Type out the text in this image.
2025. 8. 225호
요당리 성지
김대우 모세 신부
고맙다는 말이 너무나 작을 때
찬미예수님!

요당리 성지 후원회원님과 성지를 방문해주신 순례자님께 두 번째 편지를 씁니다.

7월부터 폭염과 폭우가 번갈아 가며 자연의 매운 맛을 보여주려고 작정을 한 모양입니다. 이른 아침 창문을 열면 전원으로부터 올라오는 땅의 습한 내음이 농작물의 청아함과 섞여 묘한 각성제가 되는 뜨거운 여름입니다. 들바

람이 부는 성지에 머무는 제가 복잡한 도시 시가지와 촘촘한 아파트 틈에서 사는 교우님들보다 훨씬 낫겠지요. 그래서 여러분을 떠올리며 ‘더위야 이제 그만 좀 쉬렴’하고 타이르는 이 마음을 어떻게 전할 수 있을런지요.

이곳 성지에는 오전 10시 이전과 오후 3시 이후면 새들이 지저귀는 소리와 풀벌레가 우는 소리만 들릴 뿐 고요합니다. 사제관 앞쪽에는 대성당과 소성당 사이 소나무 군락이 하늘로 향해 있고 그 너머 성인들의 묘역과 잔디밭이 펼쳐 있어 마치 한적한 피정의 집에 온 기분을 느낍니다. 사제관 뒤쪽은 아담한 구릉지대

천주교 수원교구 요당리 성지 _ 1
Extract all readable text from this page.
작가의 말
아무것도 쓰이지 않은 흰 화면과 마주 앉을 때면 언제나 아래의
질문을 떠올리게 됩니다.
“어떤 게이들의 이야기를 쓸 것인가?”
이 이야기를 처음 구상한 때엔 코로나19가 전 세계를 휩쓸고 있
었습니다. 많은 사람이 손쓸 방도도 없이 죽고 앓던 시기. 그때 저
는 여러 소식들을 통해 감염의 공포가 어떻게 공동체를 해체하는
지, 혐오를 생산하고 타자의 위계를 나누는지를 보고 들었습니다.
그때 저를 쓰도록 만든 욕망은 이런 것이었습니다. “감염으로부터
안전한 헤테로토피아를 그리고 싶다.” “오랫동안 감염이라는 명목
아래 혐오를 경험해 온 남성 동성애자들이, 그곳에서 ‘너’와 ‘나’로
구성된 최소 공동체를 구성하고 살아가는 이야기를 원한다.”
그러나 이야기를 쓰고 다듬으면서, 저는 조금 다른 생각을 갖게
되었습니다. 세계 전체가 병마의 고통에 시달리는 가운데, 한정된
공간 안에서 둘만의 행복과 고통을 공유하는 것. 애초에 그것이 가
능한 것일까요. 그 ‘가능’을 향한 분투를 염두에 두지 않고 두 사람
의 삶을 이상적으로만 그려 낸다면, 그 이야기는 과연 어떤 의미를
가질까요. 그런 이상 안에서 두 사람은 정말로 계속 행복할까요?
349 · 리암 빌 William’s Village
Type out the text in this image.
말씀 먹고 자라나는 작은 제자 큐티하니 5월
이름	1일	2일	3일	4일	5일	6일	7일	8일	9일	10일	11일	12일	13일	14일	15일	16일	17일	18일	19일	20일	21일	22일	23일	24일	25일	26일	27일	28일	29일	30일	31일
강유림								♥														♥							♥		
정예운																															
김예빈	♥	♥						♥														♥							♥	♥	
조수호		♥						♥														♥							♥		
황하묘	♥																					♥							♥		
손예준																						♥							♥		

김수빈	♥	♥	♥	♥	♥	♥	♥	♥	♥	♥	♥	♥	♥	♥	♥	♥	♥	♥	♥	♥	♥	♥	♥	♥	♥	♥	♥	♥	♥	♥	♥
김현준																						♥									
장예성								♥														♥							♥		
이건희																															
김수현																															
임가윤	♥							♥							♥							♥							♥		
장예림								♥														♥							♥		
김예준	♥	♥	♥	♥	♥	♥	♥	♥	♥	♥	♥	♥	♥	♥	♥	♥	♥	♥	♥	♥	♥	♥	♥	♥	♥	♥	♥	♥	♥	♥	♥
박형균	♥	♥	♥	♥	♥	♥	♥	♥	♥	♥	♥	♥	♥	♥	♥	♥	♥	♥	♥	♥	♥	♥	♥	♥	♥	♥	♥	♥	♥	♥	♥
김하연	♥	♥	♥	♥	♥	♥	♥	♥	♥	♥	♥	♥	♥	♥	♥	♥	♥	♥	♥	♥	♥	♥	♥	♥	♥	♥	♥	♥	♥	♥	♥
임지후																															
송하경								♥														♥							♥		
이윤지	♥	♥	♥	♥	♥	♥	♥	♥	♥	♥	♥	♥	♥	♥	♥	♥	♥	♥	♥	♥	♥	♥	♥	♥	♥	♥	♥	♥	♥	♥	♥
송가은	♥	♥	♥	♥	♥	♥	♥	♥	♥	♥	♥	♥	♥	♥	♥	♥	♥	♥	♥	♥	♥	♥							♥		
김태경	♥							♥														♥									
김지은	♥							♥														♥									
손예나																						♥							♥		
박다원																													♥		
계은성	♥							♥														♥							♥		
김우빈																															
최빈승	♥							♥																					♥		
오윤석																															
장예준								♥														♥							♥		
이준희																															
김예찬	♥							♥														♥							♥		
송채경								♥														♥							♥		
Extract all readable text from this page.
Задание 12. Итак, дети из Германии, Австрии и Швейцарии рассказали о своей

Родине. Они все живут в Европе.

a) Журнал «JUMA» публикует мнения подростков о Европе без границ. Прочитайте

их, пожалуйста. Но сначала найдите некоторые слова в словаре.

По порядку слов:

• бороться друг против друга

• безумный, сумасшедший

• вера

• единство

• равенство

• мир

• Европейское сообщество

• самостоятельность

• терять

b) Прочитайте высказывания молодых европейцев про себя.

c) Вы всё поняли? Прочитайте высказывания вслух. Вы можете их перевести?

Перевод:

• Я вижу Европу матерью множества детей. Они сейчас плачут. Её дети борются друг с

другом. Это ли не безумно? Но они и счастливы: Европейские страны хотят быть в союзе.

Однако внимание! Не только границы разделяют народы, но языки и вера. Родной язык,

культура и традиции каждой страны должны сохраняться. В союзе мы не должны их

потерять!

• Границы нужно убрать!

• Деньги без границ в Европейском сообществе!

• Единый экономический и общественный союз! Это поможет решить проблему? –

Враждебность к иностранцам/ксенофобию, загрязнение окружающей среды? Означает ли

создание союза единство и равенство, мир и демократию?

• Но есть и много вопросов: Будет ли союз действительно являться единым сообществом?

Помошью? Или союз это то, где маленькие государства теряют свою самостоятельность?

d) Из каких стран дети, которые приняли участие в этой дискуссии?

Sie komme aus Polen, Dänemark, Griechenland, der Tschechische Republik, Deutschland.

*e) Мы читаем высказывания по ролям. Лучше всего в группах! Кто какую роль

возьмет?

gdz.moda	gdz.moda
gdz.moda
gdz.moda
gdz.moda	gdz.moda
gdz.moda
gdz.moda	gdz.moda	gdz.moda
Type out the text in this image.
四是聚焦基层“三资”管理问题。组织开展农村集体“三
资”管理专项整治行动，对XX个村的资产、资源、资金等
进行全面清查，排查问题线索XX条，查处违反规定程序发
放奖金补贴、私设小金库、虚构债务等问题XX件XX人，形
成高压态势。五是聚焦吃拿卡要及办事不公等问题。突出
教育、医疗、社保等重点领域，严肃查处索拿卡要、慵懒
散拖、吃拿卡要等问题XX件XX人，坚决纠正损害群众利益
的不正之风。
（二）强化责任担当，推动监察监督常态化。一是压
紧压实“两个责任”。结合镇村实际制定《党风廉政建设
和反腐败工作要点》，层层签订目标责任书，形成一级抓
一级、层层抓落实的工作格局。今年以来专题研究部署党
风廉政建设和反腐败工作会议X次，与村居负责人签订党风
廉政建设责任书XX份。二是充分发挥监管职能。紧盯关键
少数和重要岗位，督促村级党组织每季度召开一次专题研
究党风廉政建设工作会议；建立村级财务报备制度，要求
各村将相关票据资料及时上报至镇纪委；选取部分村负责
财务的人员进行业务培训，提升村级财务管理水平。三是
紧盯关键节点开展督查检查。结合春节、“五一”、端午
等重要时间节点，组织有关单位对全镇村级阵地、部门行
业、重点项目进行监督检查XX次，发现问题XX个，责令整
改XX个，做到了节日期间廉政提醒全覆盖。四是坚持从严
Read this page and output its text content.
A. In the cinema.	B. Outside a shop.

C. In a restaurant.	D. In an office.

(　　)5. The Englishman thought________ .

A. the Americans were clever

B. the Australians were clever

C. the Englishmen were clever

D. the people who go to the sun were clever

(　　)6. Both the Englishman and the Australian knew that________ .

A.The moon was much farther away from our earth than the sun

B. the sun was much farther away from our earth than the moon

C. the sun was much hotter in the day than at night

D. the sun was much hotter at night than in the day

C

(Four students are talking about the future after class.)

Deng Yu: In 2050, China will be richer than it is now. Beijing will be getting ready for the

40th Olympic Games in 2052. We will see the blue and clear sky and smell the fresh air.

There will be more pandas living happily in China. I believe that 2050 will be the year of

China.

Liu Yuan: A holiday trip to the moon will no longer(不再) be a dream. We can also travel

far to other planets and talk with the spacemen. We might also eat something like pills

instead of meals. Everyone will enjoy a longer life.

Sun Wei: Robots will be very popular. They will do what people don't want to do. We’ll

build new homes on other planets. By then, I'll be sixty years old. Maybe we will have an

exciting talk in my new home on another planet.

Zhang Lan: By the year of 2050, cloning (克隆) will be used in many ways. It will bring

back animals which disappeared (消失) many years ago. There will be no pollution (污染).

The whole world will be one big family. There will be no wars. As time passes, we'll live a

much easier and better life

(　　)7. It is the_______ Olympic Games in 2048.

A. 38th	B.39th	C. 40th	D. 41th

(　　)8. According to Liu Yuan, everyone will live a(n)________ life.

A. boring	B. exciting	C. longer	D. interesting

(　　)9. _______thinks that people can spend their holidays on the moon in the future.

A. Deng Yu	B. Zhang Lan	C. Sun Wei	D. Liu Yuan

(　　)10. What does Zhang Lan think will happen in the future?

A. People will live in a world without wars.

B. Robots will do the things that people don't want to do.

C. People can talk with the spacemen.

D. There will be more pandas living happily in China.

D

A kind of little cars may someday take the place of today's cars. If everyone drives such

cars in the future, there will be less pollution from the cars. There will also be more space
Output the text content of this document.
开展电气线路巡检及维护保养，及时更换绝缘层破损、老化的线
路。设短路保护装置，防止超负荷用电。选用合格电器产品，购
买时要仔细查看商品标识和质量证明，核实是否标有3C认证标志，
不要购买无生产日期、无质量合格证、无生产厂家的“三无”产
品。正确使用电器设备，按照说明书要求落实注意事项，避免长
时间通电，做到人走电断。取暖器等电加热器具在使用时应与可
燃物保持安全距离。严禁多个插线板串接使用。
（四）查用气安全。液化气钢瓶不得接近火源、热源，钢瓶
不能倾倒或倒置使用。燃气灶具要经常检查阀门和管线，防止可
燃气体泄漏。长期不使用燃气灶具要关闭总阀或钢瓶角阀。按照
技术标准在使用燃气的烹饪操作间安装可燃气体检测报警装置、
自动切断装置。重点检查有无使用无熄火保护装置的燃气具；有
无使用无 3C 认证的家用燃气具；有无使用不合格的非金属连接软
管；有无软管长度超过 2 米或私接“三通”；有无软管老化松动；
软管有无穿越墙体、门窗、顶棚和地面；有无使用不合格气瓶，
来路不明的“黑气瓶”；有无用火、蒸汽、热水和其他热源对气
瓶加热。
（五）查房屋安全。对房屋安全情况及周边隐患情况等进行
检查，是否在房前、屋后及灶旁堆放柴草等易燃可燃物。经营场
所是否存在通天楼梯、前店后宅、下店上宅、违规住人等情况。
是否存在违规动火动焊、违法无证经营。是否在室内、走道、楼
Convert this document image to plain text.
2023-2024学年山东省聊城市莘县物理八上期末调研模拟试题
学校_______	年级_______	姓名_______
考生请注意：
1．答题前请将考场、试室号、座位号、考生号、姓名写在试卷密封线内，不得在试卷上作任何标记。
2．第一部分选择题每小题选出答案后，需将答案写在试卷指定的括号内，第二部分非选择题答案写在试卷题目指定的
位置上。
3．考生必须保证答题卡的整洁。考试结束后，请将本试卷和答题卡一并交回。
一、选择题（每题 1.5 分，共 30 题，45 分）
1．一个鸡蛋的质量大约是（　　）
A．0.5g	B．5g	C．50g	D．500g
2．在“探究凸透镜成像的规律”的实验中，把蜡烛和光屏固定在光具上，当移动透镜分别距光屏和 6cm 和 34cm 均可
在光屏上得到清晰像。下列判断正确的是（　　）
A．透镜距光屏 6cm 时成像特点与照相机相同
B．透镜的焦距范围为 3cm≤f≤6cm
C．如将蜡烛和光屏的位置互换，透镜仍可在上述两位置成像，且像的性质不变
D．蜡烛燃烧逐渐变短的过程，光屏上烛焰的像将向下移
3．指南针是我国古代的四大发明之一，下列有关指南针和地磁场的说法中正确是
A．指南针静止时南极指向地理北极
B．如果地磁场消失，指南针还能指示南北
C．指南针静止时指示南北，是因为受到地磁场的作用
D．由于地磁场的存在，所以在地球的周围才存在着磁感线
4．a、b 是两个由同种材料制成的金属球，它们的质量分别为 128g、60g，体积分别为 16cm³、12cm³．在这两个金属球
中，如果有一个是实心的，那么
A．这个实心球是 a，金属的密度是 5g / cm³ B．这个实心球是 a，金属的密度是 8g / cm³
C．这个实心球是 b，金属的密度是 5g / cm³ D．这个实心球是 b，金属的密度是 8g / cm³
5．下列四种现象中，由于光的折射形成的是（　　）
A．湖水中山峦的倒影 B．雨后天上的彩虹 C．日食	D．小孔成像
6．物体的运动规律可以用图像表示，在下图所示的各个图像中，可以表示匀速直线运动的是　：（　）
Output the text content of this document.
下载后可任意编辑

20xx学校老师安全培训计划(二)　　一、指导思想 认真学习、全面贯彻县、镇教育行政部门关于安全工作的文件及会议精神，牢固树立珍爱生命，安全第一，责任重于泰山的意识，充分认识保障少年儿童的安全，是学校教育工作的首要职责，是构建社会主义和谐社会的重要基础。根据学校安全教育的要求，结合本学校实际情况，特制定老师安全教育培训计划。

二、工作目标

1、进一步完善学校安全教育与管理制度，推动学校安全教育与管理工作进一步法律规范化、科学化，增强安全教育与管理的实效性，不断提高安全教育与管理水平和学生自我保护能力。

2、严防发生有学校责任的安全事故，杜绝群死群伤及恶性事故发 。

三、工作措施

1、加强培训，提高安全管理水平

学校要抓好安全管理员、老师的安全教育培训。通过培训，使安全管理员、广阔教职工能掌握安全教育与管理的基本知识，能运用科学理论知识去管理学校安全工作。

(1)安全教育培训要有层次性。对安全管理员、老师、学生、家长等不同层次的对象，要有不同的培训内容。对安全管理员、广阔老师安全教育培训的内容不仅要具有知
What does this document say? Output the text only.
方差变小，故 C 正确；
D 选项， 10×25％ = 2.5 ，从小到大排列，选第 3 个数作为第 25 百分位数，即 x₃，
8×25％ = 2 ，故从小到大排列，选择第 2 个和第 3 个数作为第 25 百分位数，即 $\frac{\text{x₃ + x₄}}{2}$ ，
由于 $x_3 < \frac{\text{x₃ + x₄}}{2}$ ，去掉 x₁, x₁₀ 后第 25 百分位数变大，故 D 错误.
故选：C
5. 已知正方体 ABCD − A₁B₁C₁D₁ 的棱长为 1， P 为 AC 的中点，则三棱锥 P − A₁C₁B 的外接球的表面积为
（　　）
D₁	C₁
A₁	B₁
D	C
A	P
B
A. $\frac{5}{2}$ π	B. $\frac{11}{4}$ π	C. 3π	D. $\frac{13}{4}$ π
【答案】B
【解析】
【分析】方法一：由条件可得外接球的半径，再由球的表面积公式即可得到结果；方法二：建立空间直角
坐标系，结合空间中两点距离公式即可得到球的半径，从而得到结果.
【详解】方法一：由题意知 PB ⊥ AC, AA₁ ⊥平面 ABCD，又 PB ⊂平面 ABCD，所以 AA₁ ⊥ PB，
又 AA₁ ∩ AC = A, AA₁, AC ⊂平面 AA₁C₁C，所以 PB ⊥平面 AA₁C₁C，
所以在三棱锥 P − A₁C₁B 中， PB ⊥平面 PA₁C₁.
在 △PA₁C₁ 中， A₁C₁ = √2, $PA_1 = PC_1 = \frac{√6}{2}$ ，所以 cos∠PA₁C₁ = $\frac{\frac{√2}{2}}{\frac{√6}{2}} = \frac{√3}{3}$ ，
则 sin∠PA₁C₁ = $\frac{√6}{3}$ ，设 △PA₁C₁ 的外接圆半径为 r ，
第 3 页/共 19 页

The problem →
Identify all lines where the word "дети" shows up. Copy them.

Output for this exercise →
Задание 12. Итак, дети из Германии, Австрии и Швейцарии рассказали о своей
• Я вижу Европу матерью множества детей. Они сейчас плачут. Её дети борются друг с
d) Из каких стран дети, которые приняли участие в этой дискуссии?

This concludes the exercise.